* [Exercise goal]: Exactly as written, retype the listing below, omitting the pictures.

Dataset items:

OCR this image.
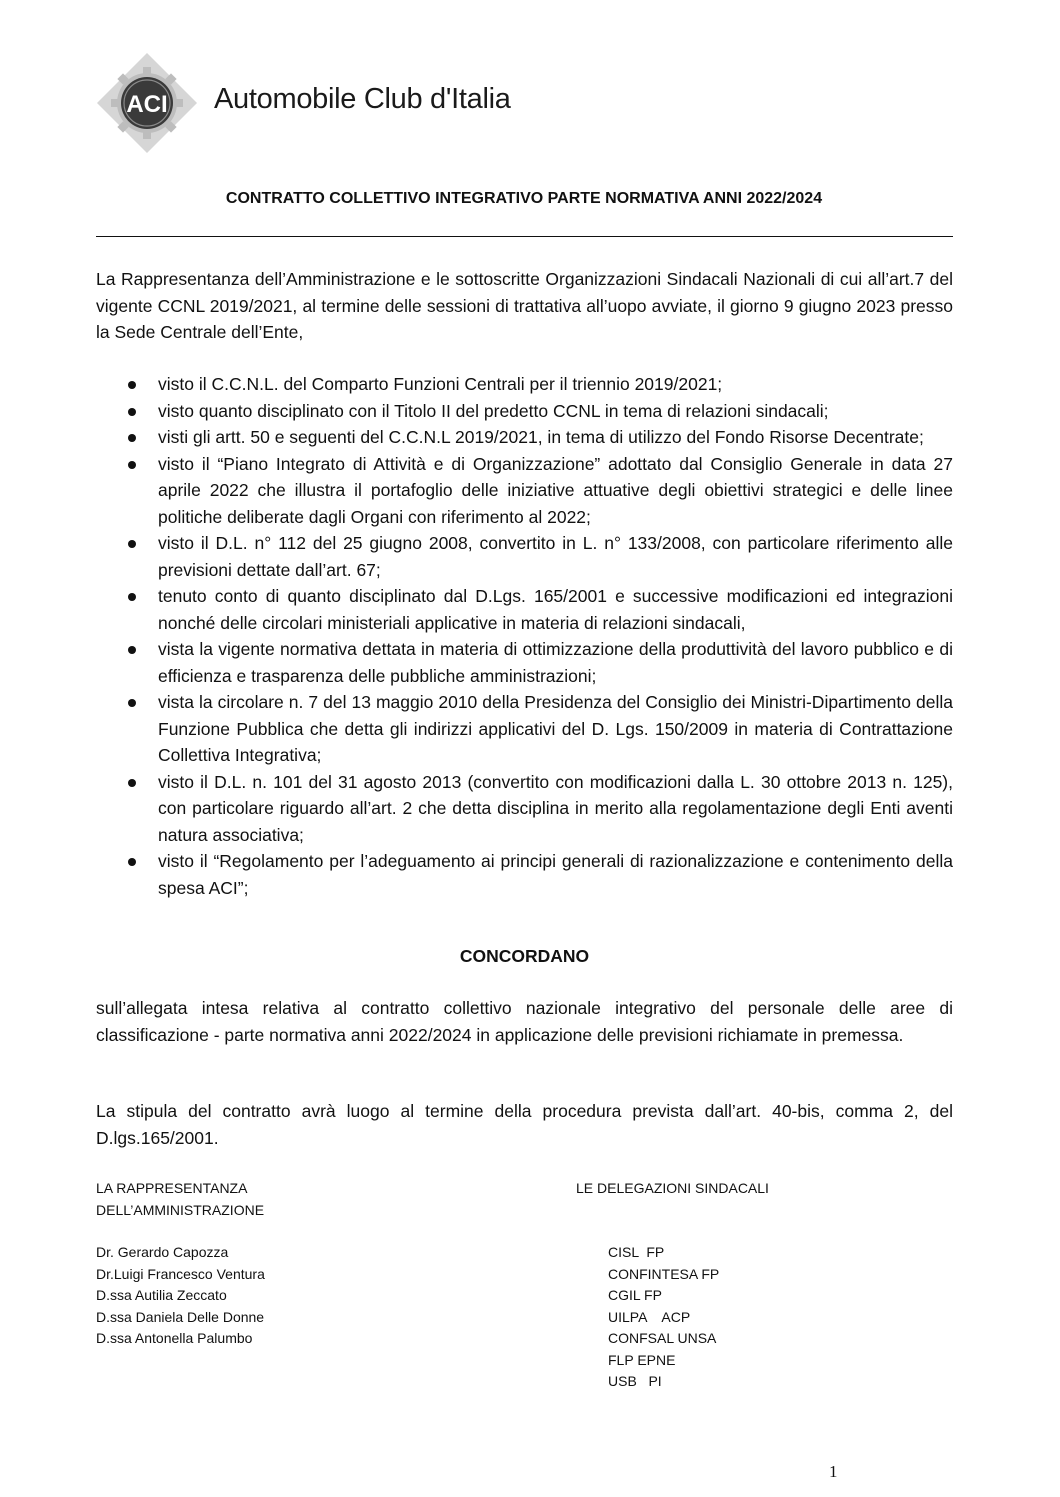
ACI Automobile Club d'Italia
CONTRATTO COLLETTIVO INTEGRATIVO PARTE NORMATIVA ANNI 2022/2024
La Rappresentanza dell’Amministrazione e le sottoscritte Organizzazioni Sindacali Nazionali di cui all’art.7 del vigente CCNL 2019/2021, al termine delle sessioni di trattativa all’uopo avviate, il giorno 9 giugno 2023 presso la Sede Centrale dell’Ente,
visto il C.C.N.L. del Comparto Funzioni Centrali per il triennio 2019/2021;
visto quanto disciplinato con il Titolo II del predetto CCNL in tema di relazioni sindacali;
visti gli artt. 50 e seguenti del C.C.N.L 2019/2021, in tema di utilizzo del Fondo Risorse Decentrate;
visto il “Piano Integrato di Attività e di Organizzazione” adottato dal Consiglio Generale in data 27 aprile 2022 che illustra il portafoglio delle iniziative attuative degli obiettivi strategici e delle linee politiche deliberate dagli Organi con riferimento al 2022;
visto il D.L. n° 112 del 25 giugno 2008, convertito in L. n° 133/2008, con particolare riferimento alle previsioni dettate dall’art. 67;
tenuto conto di quanto disciplinato dal D.Lgs. 165/2001 e successive modificazioni ed integrazioni nonché delle circolari ministeriali applicative in materia di relazioni sindacali,
vista la vigente normativa dettata in materia di ottimizzazione della produttività del lavoro pubblico e di efficienza e trasparenza delle pubbliche amministrazioni;
vista la circolare n. 7 del 13 maggio 2010 della Presidenza del Consiglio dei Ministri-Dipartimento della Funzione Pubblica che detta gli indirizzi applicativi del D. Lgs. 150/2009 in materia di Contrattazione Collettiva Integrativa;
visto il D.L. n. 101 del 31 agosto 2013 (convertito con modificazioni dalla L. 30 ottobre 2013 n. 125), con particolare riguardo all’art. 2 che detta disciplina in merito alla regolamentazione degli Enti aventi natura associativa;
visto il “Regolamento per l’adeguamento ai principi generali di razionalizzazione e contenimento della spesa ACI”;
CONCORDANO
sull’allegata intesa relativa al contratto collettivo nazionale integrativo del personale delle aree di classificazione - parte normativa anni 2022/2024 in applicazione delle previsioni richiamate in premessa.
La stipula del contratto avrà luogo al termine della procedura prevista dall’art. 40-bis, comma 2, del D.lgs.165/2001.
LA RAPPRESENTANZA
DELL’AMMINISTRAZIONE
LE DELEGAZIONI SINDACALI
Dr. Gerardo Capozza
Dr.Luigi Francesco Ventura
D.ssa Autilia Zeccato
D.ssa Daniela Delle Donne
D.ssa Antonella Palumbo
CISL  FP
CONFINTESA FP
CGIL FP
UILPA    ACP
CONFSAL UNSA
FLP EPNE
USB   PI
1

* [Right answer]:
OCR this image.
ACI Automobile Club d'Italia
CONTRATTO COLLETTIVO INTEGRATIVO PARTE NORMATIVA ANNI 2022/2024
La Rappresentanza dell’Amministrazione e le sottoscritte Organizzazioni Sindacali Nazionali di cui all’art.7 del vigente CCNL 2019/2021, al termine delle sessioni di trattativa all’uopo avviate, il giorno 9 giugno 2023 presso la Sede Centrale dell’Ente,
visto il C.C.N.L. del Comparto Funzioni Centrali per il triennio 2019/2021;
visto quanto disciplinato con il Titolo II del predetto CCNL in tema di relazioni sindacali;
visti gli artt. 50 e seguenti del C.C.N.L 2019/2021, in tema di utilizzo del Fondo Risorse Decentrate;
visto il “Piano Integrato di Attività e di Organizzazione” adottato dal Consiglio Generale in data 27 aprile 2022 che illustra il portafoglio delle iniziative attuative degli obiettivi strategici e delle linee politiche deliberate dagli Organi con riferimento al 2022;
visto il D.L. n° 112 del 25 giugno 2008, convertito in L. n° 133/2008, con particolare riferimento alle previsioni dettate dall’art. 67;
tenuto conto di quanto disciplinato dal D.Lgs. 165/2001 e successive modificazioni ed integrazioni nonché delle circolari ministeriali applicative in materia di relazioni sindacali,
vista la vigente normativa dettata in materia di ottimizzazione della produttività del lavoro pubblico e di efficienza e trasparenza delle pubbliche amministrazioni;
vista la circolare n. 7 del 13 maggio 2010 della Presidenza del Consiglio dei Ministri-Dipartimento della Funzione Pubblica che detta gli indirizzi applicativi del D. Lgs. 150/2009 in materia di Contrattazione Collettiva Integrativa;
visto il D.L. n. 101 del 31 agosto 2013 (convertito con modificazioni dalla L. 30 ottobre 2013 n. 125), con particolare riguardo all’art. 2 che detta disciplina in merito alla regolamentazione degli Enti aventi natura associativa;
visto il “Regolamento per l’adeguamento ai principi generali di razionalizzazione e contenimento della spesa ACI”;
CONCORDANO
sull’allegata intesa relativa al contratto collettivo nazionale integrativo del personale delle aree di classificazione - parte normativa anni 2022/2024 in applicazione delle previsioni richiamate in premessa.
La stipula del contratto avrà luogo al termine della procedura prevista dall’art. 40-bis, comma 2, del D.lgs.165/2001.
LA RAPPRESENTANZA
DELL’AMMINISTRAZIONE
LE DELEGAZIONI SINDACALI
Dr. Gerardo Capozza
Dr.Luigi Francesco Ventura
D.ssa Autilia Zeccato
D.ssa Daniela Delle Donne
D.ssa Antonella Palumbo
CISL  FP
CONFINTESA FP
CGIL FP
UILPA    ACP
CONFSAL UNSA
FLP EPNE
USB   PI
1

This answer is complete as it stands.